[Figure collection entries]

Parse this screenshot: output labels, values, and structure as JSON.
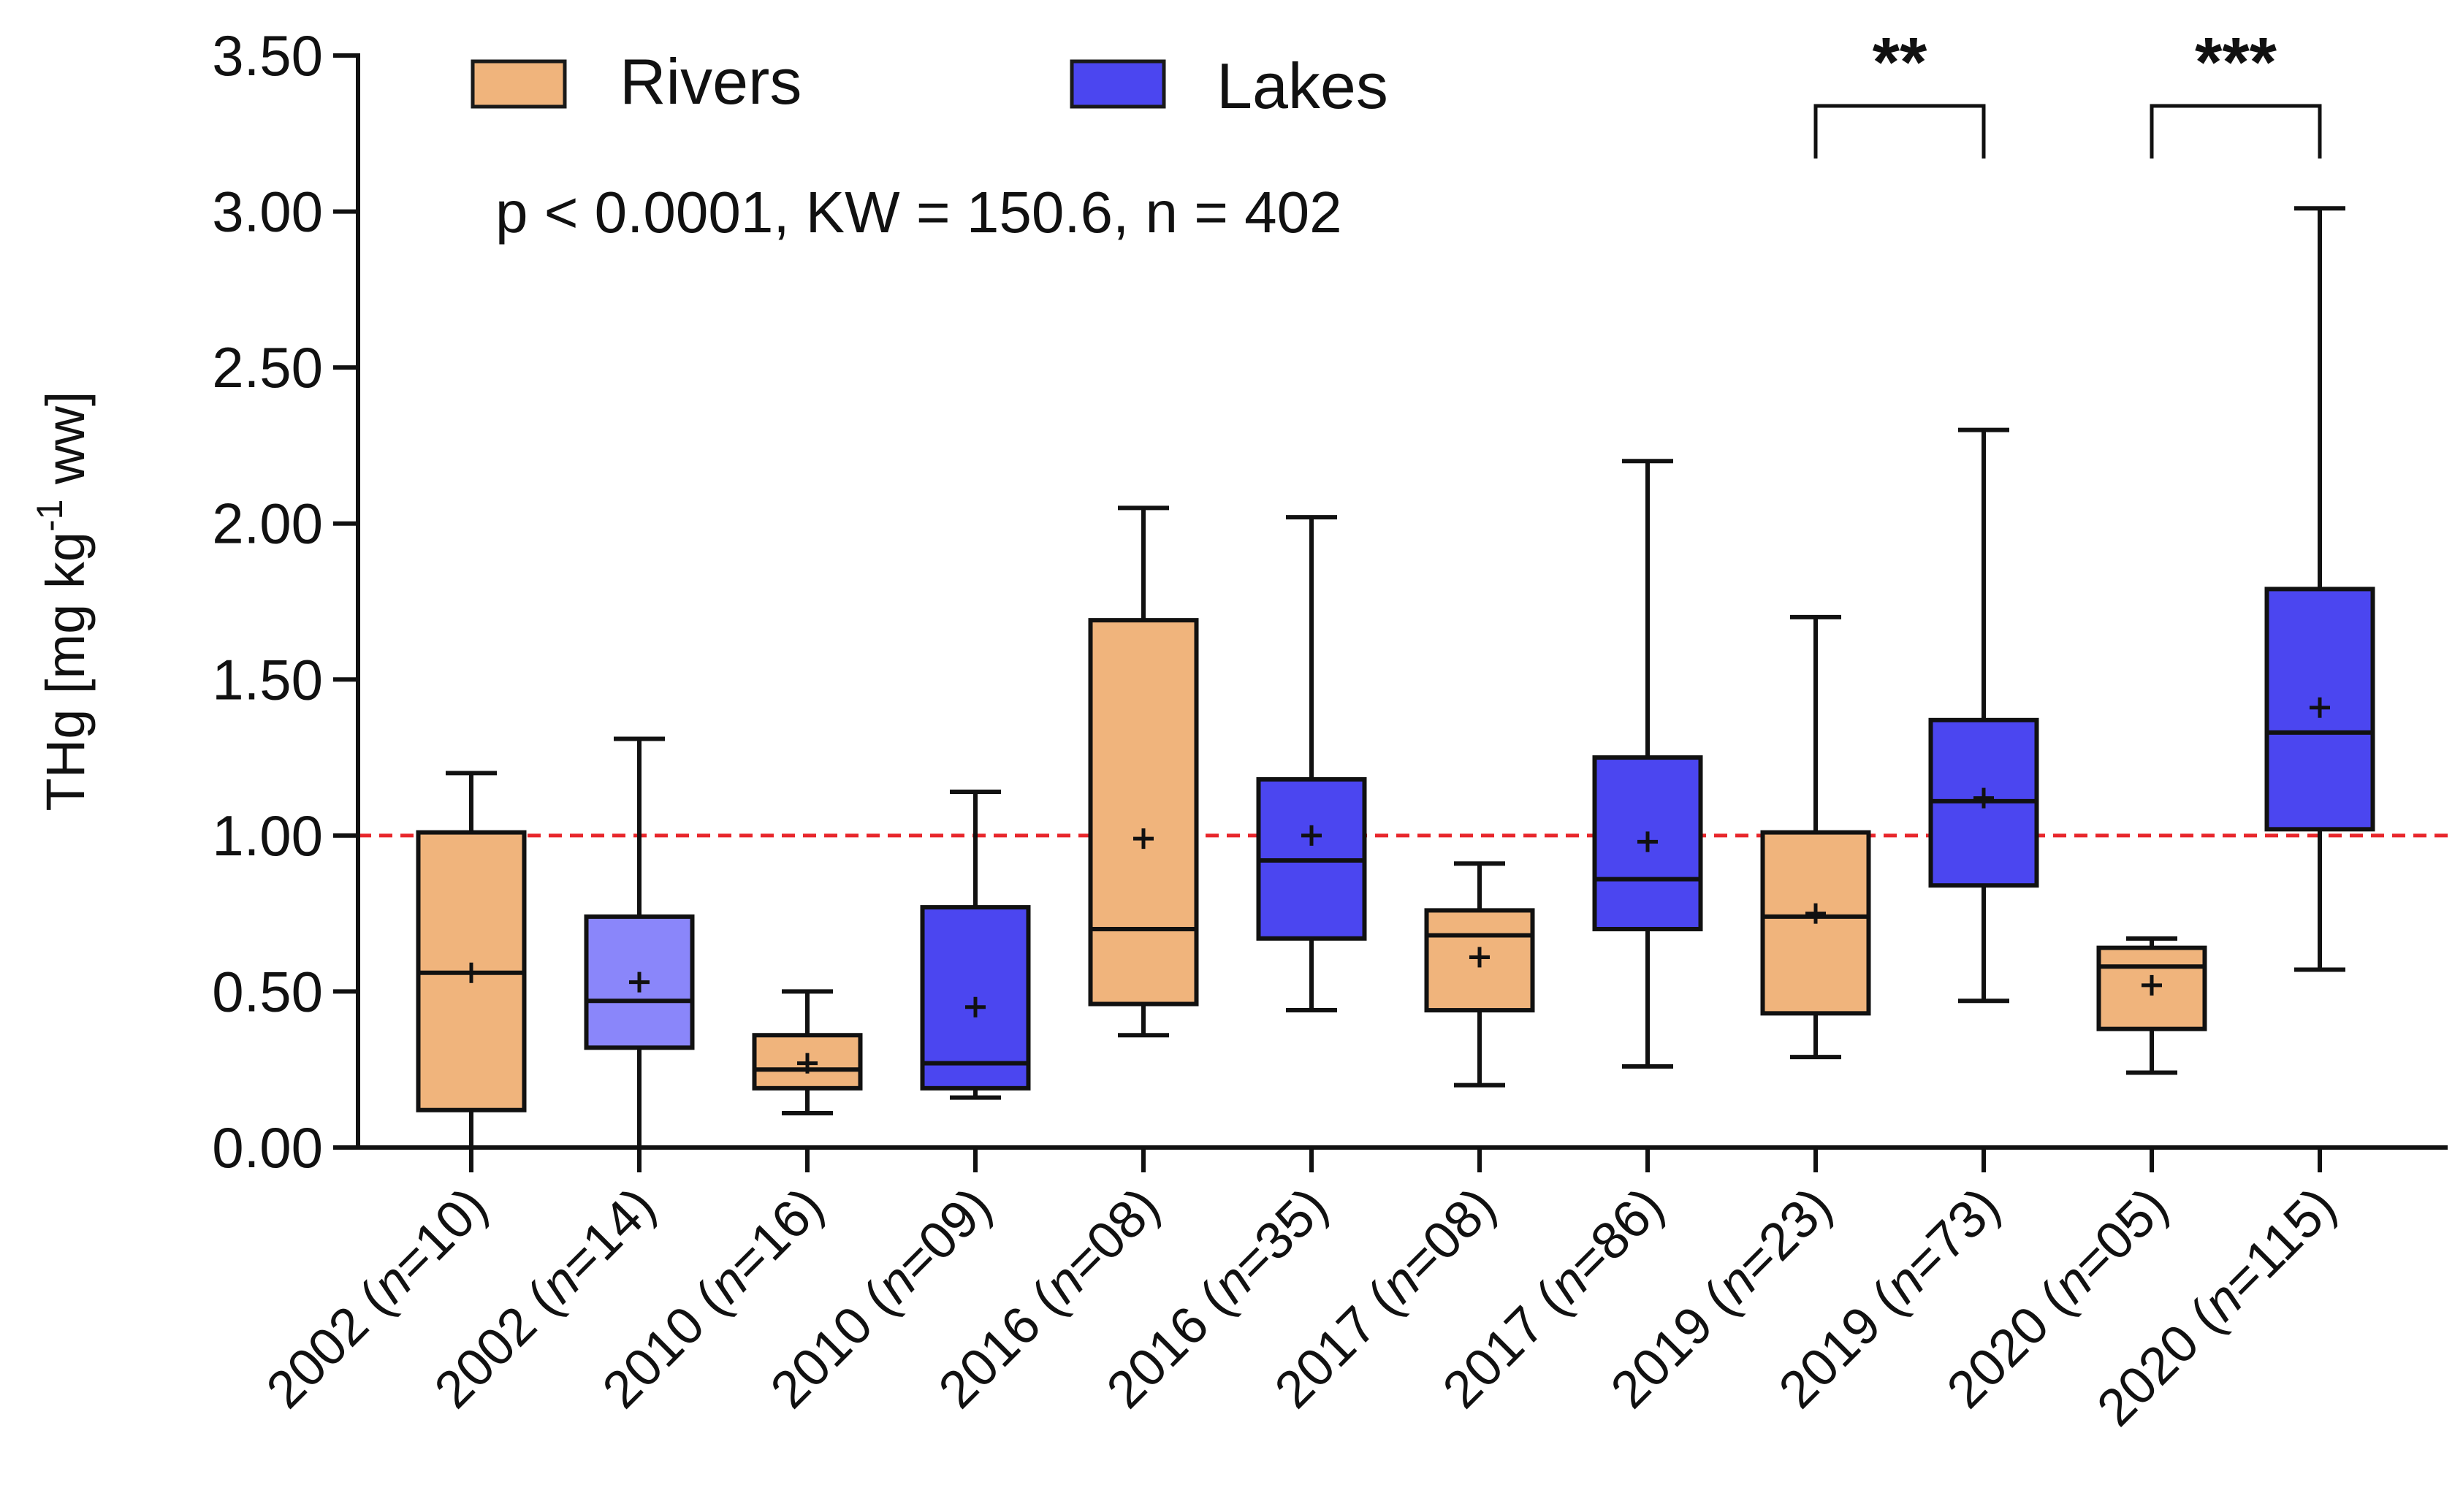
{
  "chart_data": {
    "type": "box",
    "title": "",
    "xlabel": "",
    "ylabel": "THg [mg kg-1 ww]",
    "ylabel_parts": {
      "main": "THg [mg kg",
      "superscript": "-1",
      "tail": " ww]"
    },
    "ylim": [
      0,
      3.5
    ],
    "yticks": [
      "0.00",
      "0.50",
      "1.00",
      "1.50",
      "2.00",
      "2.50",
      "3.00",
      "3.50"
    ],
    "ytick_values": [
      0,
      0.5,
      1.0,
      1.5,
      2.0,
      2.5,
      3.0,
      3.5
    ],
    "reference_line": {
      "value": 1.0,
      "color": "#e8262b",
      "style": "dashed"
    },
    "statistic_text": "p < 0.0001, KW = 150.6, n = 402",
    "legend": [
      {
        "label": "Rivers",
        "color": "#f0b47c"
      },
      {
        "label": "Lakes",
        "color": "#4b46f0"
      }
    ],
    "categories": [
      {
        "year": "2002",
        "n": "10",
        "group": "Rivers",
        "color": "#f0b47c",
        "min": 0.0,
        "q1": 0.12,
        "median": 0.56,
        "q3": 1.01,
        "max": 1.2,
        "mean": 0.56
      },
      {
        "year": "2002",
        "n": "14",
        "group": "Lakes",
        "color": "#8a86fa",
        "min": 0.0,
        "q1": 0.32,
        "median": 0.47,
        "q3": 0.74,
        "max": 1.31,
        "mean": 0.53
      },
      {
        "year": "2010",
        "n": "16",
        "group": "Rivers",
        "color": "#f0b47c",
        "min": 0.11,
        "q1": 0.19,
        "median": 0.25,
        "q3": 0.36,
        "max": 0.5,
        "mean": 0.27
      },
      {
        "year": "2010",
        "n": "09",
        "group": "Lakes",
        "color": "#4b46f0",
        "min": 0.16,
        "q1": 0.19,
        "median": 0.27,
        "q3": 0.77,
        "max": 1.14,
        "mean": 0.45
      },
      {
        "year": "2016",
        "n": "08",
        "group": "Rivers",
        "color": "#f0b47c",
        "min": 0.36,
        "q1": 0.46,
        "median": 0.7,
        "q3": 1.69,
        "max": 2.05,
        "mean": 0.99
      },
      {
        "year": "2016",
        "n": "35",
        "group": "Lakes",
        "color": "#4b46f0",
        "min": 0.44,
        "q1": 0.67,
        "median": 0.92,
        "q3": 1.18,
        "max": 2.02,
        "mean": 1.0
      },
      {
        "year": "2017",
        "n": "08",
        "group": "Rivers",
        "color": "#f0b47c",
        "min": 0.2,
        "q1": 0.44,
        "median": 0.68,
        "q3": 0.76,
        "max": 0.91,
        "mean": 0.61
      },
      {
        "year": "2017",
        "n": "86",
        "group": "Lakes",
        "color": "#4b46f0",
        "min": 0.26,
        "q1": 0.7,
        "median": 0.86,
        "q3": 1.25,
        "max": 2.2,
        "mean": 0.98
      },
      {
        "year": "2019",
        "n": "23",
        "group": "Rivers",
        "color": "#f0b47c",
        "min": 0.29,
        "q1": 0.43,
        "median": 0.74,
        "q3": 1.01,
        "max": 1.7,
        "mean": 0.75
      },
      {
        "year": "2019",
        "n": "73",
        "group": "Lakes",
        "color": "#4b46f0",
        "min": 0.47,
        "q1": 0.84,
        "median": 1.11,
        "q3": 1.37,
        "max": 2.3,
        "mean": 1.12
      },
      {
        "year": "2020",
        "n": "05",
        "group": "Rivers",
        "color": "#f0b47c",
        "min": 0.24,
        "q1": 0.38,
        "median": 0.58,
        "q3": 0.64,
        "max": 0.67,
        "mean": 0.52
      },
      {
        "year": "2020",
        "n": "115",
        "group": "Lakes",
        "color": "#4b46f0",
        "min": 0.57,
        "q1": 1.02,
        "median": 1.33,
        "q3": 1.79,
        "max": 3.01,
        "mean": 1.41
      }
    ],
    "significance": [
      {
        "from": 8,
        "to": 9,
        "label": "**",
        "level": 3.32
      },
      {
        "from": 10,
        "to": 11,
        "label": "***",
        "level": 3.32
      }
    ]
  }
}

== Directive ==
Pictures excluded, quote all the data above exactly.

== Solution to the problem ==
Parse this screenshot: output labels, values, and structure as JSON.
{
  "chart_data": {
    "type": "box",
    "title": "",
    "xlabel": "",
    "ylabel": "THg [mg kg-1 ww]",
    "ylabel_parts": {
      "main": "THg [mg kg",
      "superscript": "-1",
      "tail": " ww]"
    },
    "ylim": [
      0,
      3.5
    ],
    "yticks": [
      "0.00",
      "0.50",
      "1.00",
      "1.50",
      "2.00",
      "2.50",
      "3.00",
      "3.50"
    ],
    "ytick_values": [
      0,
      0.5,
      1.0,
      1.5,
      2.0,
      2.5,
      3.0,
      3.5
    ],
    "reference_line": {
      "value": 1.0,
      "color": "#e8262b",
      "style": "dashed"
    },
    "statistic_text": "p < 0.0001, KW = 150.6, n = 402",
    "legend": [
      {
        "label": "Rivers",
        "color": "#f0b47c"
      },
      {
        "label": "Lakes",
        "color": "#4b46f0"
      }
    ],
    "categories": [
      {
        "year": "2002",
        "n": "10",
        "group": "Rivers",
        "color": "#f0b47c",
        "min": 0.0,
        "q1": 0.12,
        "median": 0.56,
        "q3": 1.01,
        "max": 1.2,
        "mean": 0.56
      },
      {
        "year": "2002",
        "n": "14",
        "group": "Lakes",
        "color": "#8a86fa",
        "min": 0.0,
        "q1": 0.32,
        "median": 0.47,
        "q3": 0.74,
        "max": 1.31,
        "mean": 0.53
      },
      {
        "year": "2010",
        "n": "16",
        "group": "Rivers",
        "color": "#f0b47c",
        "min": 0.11,
        "q1": 0.19,
        "median": 0.25,
        "q3": 0.36,
        "max": 0.5,
        "mean": 0.27
      },
      {
        "year": "2010",
        "n": "09",
        "group": "Lakes",
        "color": "#4b46f0",
        "min": 0.16,
        "q1": 0.19,
        "median": 0.27,
        "q3": 0.77,
        "max": 1.14,
        "mean": 0.45
      },
      {
        "year": "2016",
        "n": "08",
        "group": "Rivers",
        "color": "#f0b47c",
        "min": 0.36,
        "q1": 0.46,
        "median": 0.7,
        "q3": 1.69,
        "max": 2.05,
        "mean": 0.99
      },
      {
        "year": "2016",
        "n": "35",
        "group": "Lakes",
        "color": "#4b46f0",
        "min": 0.44,
        "q1": 0.67,
        "median": 0.92,
        "q3": 1.18,
        "max": 2.02,
        "mean": 1.0
      },
      {
        "year": "2017",
        "n": "08",
        "group": "Rivers",
        "color": "#f0b47c",
        "min": 0.2,
        "q1": 0.44,
        "median": 0.68,
        "q3": 0.76,
        "max": 0.91,
        "mean": 0.61
      },
      {
        "year": "2017",
        "n": "86",
        "group": "Lakes",
        "color": "#4b46f0",
        "min": 0.26,
        "q1": 0.7,
        "median": 0.86,
        "q3": 1.25,
        "max": 2.2,
        "mean": 0.98
      },
      {
        "year": "2019",
        "n": "23",
        "group": "Rivers",
        "color": "#f0b47c",
        "min": 0.29,
        "q1": 0.43,
        "median": 0.74,
        "q3": 1.01,
        "max": 1.7,
        "mean": 0.75
      },
      {
        "year": "2019",
        "n": "73",
        "group": "Lakes",
        "color": "#4b46f0",
        "min": 0.47,
        "q1": 0.84,
        "median": 1.11,
        "q3": 1.37,
        "max": 2.3,
        "mean": 1.12
      },
      {
        "year": "2020",
        "n": "05",
        "group": "Rivers",
        "color": "#f0b47c",
        "min": 0.24,
        "q1": 0.38,
        "median": 0.58,
        "q3": 0.64,
        "max": 0.67,
        "mean": 0.52
      },
      {
        "year": "2020",
        "n": "115",
        "group": "Lakes",
        "color": "#4b46f0",
        "min": 0.57,
        "q1": 1.02,
        "median": 1.33,
        "q3": 1.79,
        "max": 3.01,
        "mean": 1.41
      }
    ],
    "significance": [
      {
        "from": 8,
        "to": 9,
        "label": "**",
        "level": 3.32
      },
      {
        "from": 10,
        "to": 11,
        "label": "***",
        "level": 3.32
      }
    ]
  }
}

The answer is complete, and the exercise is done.